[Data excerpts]
=-=-=-=-=
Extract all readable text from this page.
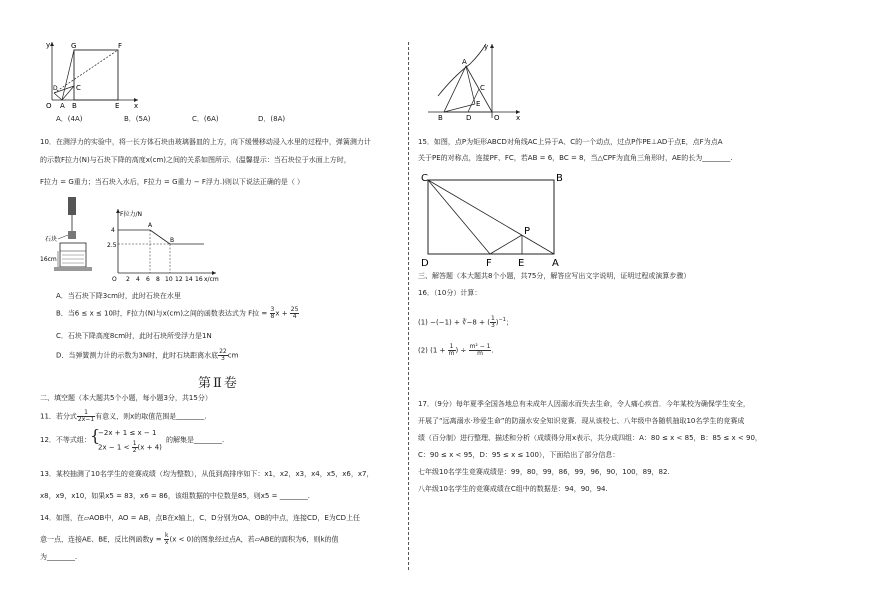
y	G	F
D	C
O A B	E x
A．(4A)	B．(5A)	C．(6A)	D．(8A)
10．在测浮力的实验中，将一长方体石块由玻璃器皿的上方，向下缓慢移动浸入水里的过程中，弹簧测力计
的示数F拉力(N)与石块下降的高度x(cm)之间的关系如图所示．(温馨提示：当石块位于水面上方时，
F拉力 = G重力；当石块入水后，F拉力 = G重力 − F浮力.)则以下说法正确的是（ ）
石块
16cm
F拉力/N
4
2.5
A
B
O 2 4 6 8 10 12 14 16 x/cm
A．当石块下降3cm时，此时石块在水里
B．当6 ≤ x ≤ 10时，F拉力(N)与x(cm)之间的函数表达式为 F拉 = $\frac{3}{8}$ $x + \frac{25}{4}$
C．石块下降高度8cm时，此时石块所受浮力是1N
D．当弹簧测力计的示数为3N时，此时石块距离水底 $\frac{22}{3}$ cm
第Ⅱ卷
二、填空题（本大题共5个小题，每小题3分，共15分）
11．若分式 $\frac{1}{2x-1}$ 有意义，则x的取值范围是________.
12．不等式组： {
−2x + 1 ≤ x − 1
$2x - 1 < \frac{1}{2} (x + 4)$
的解集是________.
13．某校抽测了10名学生的竞赛成绩（均为整数），从低到高排序如下：x1，x2，x3，x4，x5，x6，x7，
x8，x9，x10，如果x5 = 83，x6 = 86，该组数据的中位数是85，则x5 = ________.
14．如图，在▱AOB中，AO = AB，点B在x轴上，C、D分别为OA、OB的中点，连接CD，E为CD上任
意一点，连接AE、BE，反比例函数$y = \frac{k}{x} (x < 0)$的图象经过点A，若▱ABE的面积为6，则k的值
为________.
y
A
C
E
D	O
B	x
15．如图，点P为矩形ABCD对角线AC上异于A、C的一个动点，过点P作PE⊥AD于点E，点F为点A
关于PE的对称点，连接PF、FC，若AB = 6，BC = 8，当△CPF为直角三角形时，AE的长为________.
C	B
P
D	F	E	A
三、解答题（本大题共8个小题，共75分，解答应写出文字说明，证明过程或演算步骤）
16．（10分）计算：
(1) −(−1) + ∛−8 + ( $\frac{1}{3} )^{-1}$；
(2) ($1 + \frac{1}{m}$ ) ÷ $\frac{\text{m² − 1}}{m}$ .
17．（9分）每年夏季全国各地总有未成年人因溺水而失去生命，令人痛心疾首．今年某校为确保学生安全，
开展了“远离溺水·珍爱生命”的防溺水安全知识竞赛．现从该校七、八年级中各随机抽取10名学生的竞赛成
绩（百分制）进行整理、描述和分析（成绩得分用x表示，共分成四组：A：80 ≤ x < 85，B：85 ≤ x < 90，
C：90 ≤ x < 95，D：95 ≤ x ≤ 100），下面给出了部分信息：
七年级10名学生竞赛成绩是：99，80，99，86，99，96，90，100，89，82.
八年级10名学生的竞赛成绩在C组中的数据是：94，90，94.
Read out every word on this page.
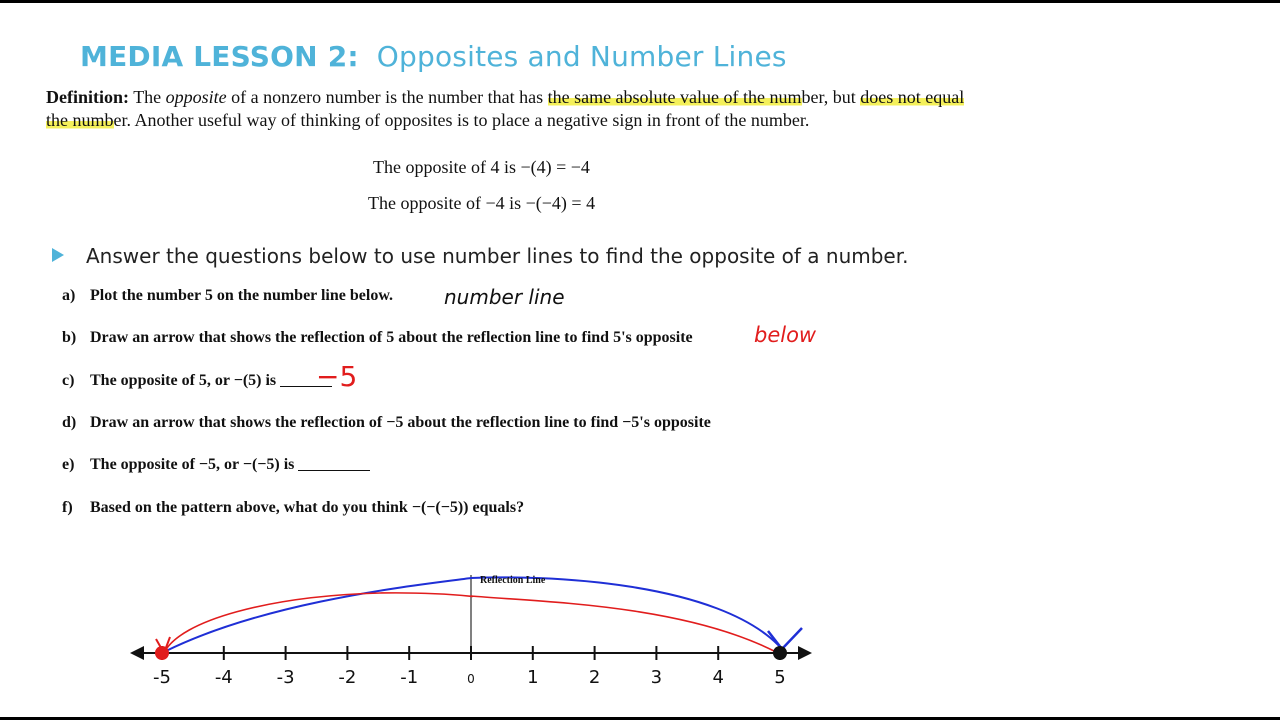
MEDIA LESSON 2: Opposites and Number Lines
Definition: The opposite of a nonzero number is the number that has the same absolute value of the number, but does not equal the number. Another useful way of thinking of opposites is to place a negative sign in front of the number.
The opposite of 4 is −(4) = −4
The opposite of −4 is −(−4) = 4
Answer the questions below to use number lines to find the opposite of a number.
a) Plot the number 5 on the number line below.
b) Draw an arrow that shows the reflection of 5 about the reflection line to find 5's opposite
c) The opposite of 5, or −(5) is
d) Draw an arrow that shows the reflection of −5 about the reflection line to find −5's opposite
e) The opposite of −5, or −(−5) is
f) Based on the pattern above, what do you think −(−(−5)) equals?
number line
below
−5
-5 -4 -3 -2 -1	0	1	2	3	4	5
Reflection Line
=-=-=-=-=
**GIVEN PROBLEM:** Copy all lines from the listing that contain "about".

**PROBLEM SOLUTION:**
b) Draw an arrow that shows the reflection of 5 about the reflection line to find 5's opposite
d) Draw an arrow that shows the reflection of −5 about the reflection line to find −5's opposite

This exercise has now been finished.